#### Brief:
Please transcribe the data below exactly. Leave the pictures out.

#### Provided data:
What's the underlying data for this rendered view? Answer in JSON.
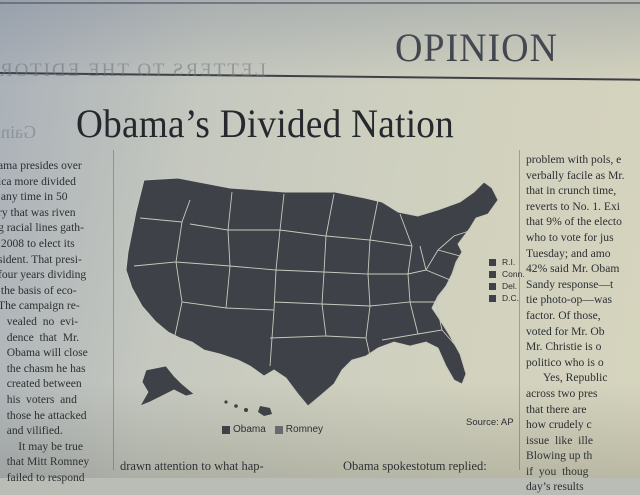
{
  "section_title": "OPINION",
  "reversed_header": "LETTERS TO THE EDITOR",
  "reversed_fragment": "Gains",
  "headline": "Obama’s Divided Nation",
  "left_column_lines": [
    "ama presides over",
    "ica more divided",
    " any time in 50",
    "ry that was riven",
    "g racial lines gath-",
    " 2008 to elect its",
    "sident. That presi-",
    "four years dividing",
    " the basis of eco-",
    "The campaign re-",
    "   vealed  no  evi-",
    "   dence  that  Mr.",
    "   Obama will close",
    "   the chasm he has",
    "   created between",
    "   his  voters  and",
    "   those he attacked",
    "   and vilified.",
    "       It may be true",
    "   that Mitt Romney",
    "   failed to respond"
  ],
  "right_column_lines": [
    "problem with pols, e",
    "verbally facile as Mr.",
    "that in crunch time,",
    "reverts to No. 1. Exi",
    "that 9% of the electo",
    "who to vote for jus",
    "Tuesday; and amo",
    "42% said Mr. Obam",
    "Sandy response—t",
    "tie photo-op—was",
    "factor. Of those,",
    "voted for Mr. Ob",
    "Mr. Christie is o",
    "politico who is o",
    "      Yes, Republic",
    "across two pres",
    "that there are",
    "how crudely c",
    "issue  like  ille",
    "Blowing up th",
    "if  you  thoug",
    "day’s results"
  ],
  "bottom_middle": "drawn attention to what hap-",
  "bottom_right": "Obama   spokestotum   replied:",
  "map": {
    "small_state_legend": [
      {
        "abbr": "R.I.",
        "party": "Obama"
      },
      {
        "abbr": "Conn.",
        "party": "Obama"
      },
      {
        "abbr": "Del.",
        "party": "Obama"
      },
      {
        "abbr": "D.C.",
        "party": "Obama"
      }
    ],
    "legend": [
      {
        "label": "Obama",
        "color": "#3e4147"
      },
      {
        "label": "Romney",
        "color": "#6b6e73"
      }
    ],
    "source": "Source: AP",
    "colors": {
      "obama": "#3e4147",
      "romney": "#5e6166",
      "border": "#c9cabd"
    }
  }
}
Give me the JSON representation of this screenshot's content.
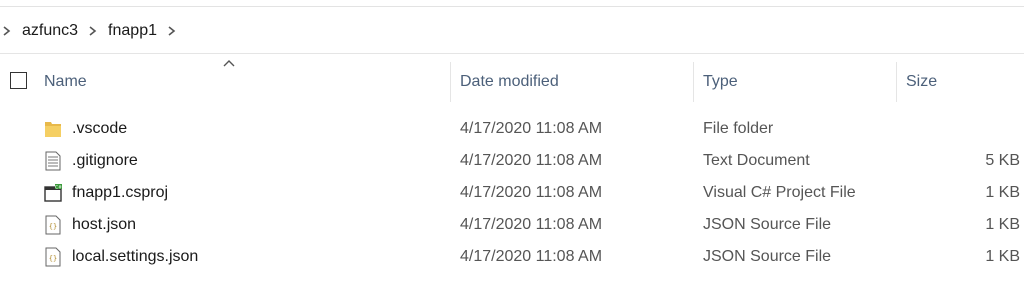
{
  "breadcrumb": {
    "items": [
      "azfunc3",
      "fnapp1"
    ]
  },
  "columns": {
    "name": "Name",
    "date": "Date modified",
    "type": "Type",
    "size": "Size"
  },
  "files": [
    {
      "name": ".vscode",
      "date": "4/17/2020 11:08 AM",
      "type": "File folder",
      "size": "",
      "icon": "folder-icon"
    },
    {
      "name": ".gitignore",
      "date": "4/17/2020 11:08 AM",
      "type": "Text Document",
      "size": "5 KB",
      "icon": "text-file-icon"
    },
    {
      "name": "fnapp1.csproj",
      "date": "4/17/2020 11:08 AM",
      "type": "Visual C# Project File",
      "size": "1 KB",
      "icon": "csharp-project-icon"
    },
    {
      "name": "host.json",
      "date": "4/17/2020 11:08 AM",
      "type": "JSON Source File",
      "size": "1 KB",
      "icon": "json-file-icon"
    },
    {
      "name": "local.settings.json",
      "date": "4/17/2020 11:08 AM",
      "type": "JSON Source File",
      "size": "1 KB",
      "icon": "json-file-icon"
    }
  ],
  "colors": {
    "header_text": "#4c607a",
    "folder": "#e8b94a",
    "separator": "#e5e5e5"
  }
}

#### Exercise response:
What's the underlying data for this rendered view? Answer in JSON.
{
  "section_title": "OPINION",
  "reversed_header": "LETTERS TO THE EDITOR",
  "reversed_fragment": "Gains",
  "headline": "Obama’s Divided Nation",
  "left_column_lines": [
    "ama presides over",
    "ica more divided",
    " any time in 50",
    "ry that was riven",
    "g racial lines gath-",
    " 2008 to elect its",
    "sident. That presi-",
    "four years dividing",
    " the basis of eco-",
    "The campaign re-",
    "   vealed  no  evi-",
    "   dence  that  Mr.",
    "   Obama will close",
    "   the chasm he has",
    "   created between",
    "   his  voters  and",
    "   those he attacked",
    "   and vilified.",
    "       It may be true",
    "   that Mitt Romney",
    "   failed to respond"
  ],
  "right_column_lines": [
    "problem with pols, e",
    "verbally facile as Mr.",
    "that in crunch time,",
    "reverts to No. 1. Exi",
    "that 9% of the electo",
    "who to vote for jus",
    "Tuesday; and amo",
    "42% said Mr. Obam",
    "Sandy response—t",
    "tie photo-op—was",
    "factor. Of those,",
    "voted for Mr. Ob",
    "Mr. Christie is o",
    "politico who is o",
    "      Yes, Republic",
    "across two pres",
    "that there are",
    "how crudely c",
    "issue  like  ille",
    "Blowing up th",
    "if  you  thoug",
    "day’s results"
  ],
  "bottom_middle": "drawn attention to what hap-",
  "bottom_right": "Obama   spokestotum   replied:",
  "map": {
    "small_state_legend": [
      {
        "abbr": "R.I.",
        "party": "Obama"
      },
      {
        "abbr": "Conn.",
        "party": "Obama"
      },
      {
        "abbr": "Del.",
        "party": "Obama"
      },
      {
        "abbr": "D.C.",
        "party": "Obama"
      }
    ],
    "legend": [
      {
        "label": "Obama",
        "color": "#3e4147"
      },
      {
        "label": "Romney",
        "color": "#6b6e73"
      }
    ],
    "source": "Source: AP",
    "colors": {
      "obama": "#3e4147",
      "romney": "#5e6166",
      "border": "#c9cabd"
    }
  }
}
Give me the JSON representation of this screenshot's content.
{
  "breadcrumb": {
    "items": [
      "azfunc3",
      "fnapp1"
    ]
  },
  "columns": {
    "name": "Name",
    "date": "Date modified",
    "type": "Type",
    "size": "Size"
  },
  "files": [
    {
      "name": ".vscode",
      "date": "4/17/2020 11:08 AM",
      "type": "File folder",
      "size": "",
      "icon": "folder-icon"
    },
    {
      "name": ".gitignore",
      "date": "4/17/2020 11:08 AM",
      "type": "Text Document",
      "size": "5 KB",
      "icon": "text-file-icon"
    },
    {
      "name": "fnapp1.csproj",
      "date": "4/17/2020 11:08 AM",
      "type": "Visual C# Project File",
      "size": "1 KB",
      "icon": "csharp-project-icon"
    },
    {
      "name": "host.json",
      "date": "4/17/2020 11:08 AM",
      "type": "JSON Source File",
      "size": "1 KB",
      "icon": "json-file-icon"
    },
    {
      "name": "local.settings.json",
      "date": "4/17/2020 11:08 AM",
      "type": "JSON Source File",
      "size": "1 KB",
      "icon": "json-file-icon"
    }
  ],
  "colors": {
    "header_text": "#4c607a",
    "folder": "#e8b94a",
    "separator": "#e5e5e5"
  }
}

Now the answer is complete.